**CHALLENGE**
Go through the lines below. Copy those with "的最大值即为".

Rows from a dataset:
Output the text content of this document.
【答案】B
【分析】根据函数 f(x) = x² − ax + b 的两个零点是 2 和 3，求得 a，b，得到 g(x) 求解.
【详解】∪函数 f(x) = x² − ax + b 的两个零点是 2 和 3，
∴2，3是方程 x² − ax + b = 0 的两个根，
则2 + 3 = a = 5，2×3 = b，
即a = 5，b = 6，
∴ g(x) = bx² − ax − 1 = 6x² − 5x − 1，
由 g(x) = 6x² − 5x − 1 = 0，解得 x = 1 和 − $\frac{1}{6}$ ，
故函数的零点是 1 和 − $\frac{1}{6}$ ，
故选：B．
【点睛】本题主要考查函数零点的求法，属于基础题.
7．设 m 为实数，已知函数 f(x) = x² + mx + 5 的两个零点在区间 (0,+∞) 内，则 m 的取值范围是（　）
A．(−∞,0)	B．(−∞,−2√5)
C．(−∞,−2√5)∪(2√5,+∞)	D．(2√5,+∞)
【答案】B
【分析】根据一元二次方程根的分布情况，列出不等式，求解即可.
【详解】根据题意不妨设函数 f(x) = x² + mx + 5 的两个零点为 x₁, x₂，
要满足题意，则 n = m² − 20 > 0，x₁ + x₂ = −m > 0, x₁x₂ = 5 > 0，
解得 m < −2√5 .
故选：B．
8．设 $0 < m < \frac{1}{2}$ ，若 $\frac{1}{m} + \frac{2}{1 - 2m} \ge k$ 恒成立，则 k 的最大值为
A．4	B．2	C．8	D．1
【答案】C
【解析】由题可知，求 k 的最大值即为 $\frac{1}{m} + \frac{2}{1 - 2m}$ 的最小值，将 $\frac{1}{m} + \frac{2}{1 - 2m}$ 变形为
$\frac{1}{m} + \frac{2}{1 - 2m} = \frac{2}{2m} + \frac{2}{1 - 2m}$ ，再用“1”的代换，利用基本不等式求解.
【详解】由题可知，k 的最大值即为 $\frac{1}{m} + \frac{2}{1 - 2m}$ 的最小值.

**CORRECT RESULT**
【解析】由题可知，求 k 的最大值即为 $\frac{1}{m} + \frac{2}{1 - 2m}$ 的最小值，将 $\frac{1}{m} + \frac{2}{1 - 2m}$ 变形为
【详解】由题可知，k 的最大值即为 $\frac{1}{m} + \frac{2}{1 - 2m}$ 的最小值.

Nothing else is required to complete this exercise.